→ **Aim of the exercise**: Restate each line word for word. Leave out every picture.
*** The records
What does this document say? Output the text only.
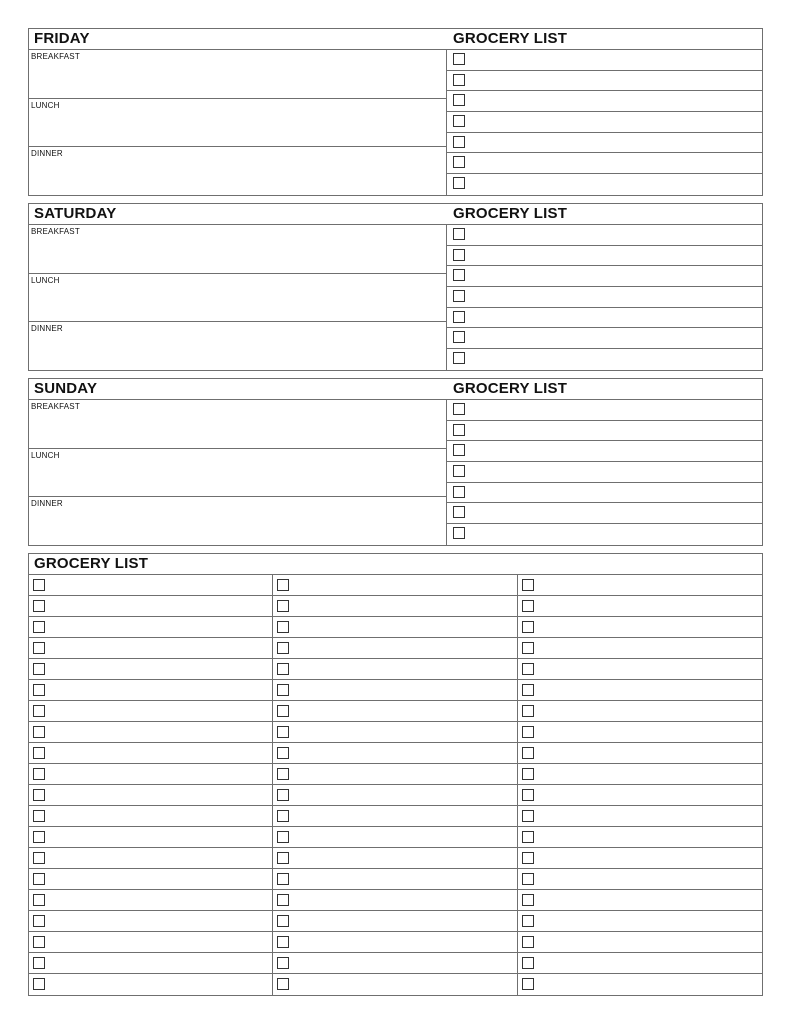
FRIDAY	GROCERY LIST
BREAKFAST
LUNCH
DINNER
SATURDAY	GROCERY LIST
BREAKFAST
LUNCH
DINNER
SUNDAY	GROCERY LIST
BREAKFAST
LUNCH
DINNER
GROCERY LIST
******
→ **Solution**:
What does this document say? Output the text only.
FRIDAY	GROCERY LIST
BREAKFAST
LUNCH
DINNER
SATURDAY	GROCERY LIST
BREAKFAST
LUNCH
DINNER
SUNDAY	GROCERY LIST
BREAKFAST
LUNCH
DINNER
GROCERY LIST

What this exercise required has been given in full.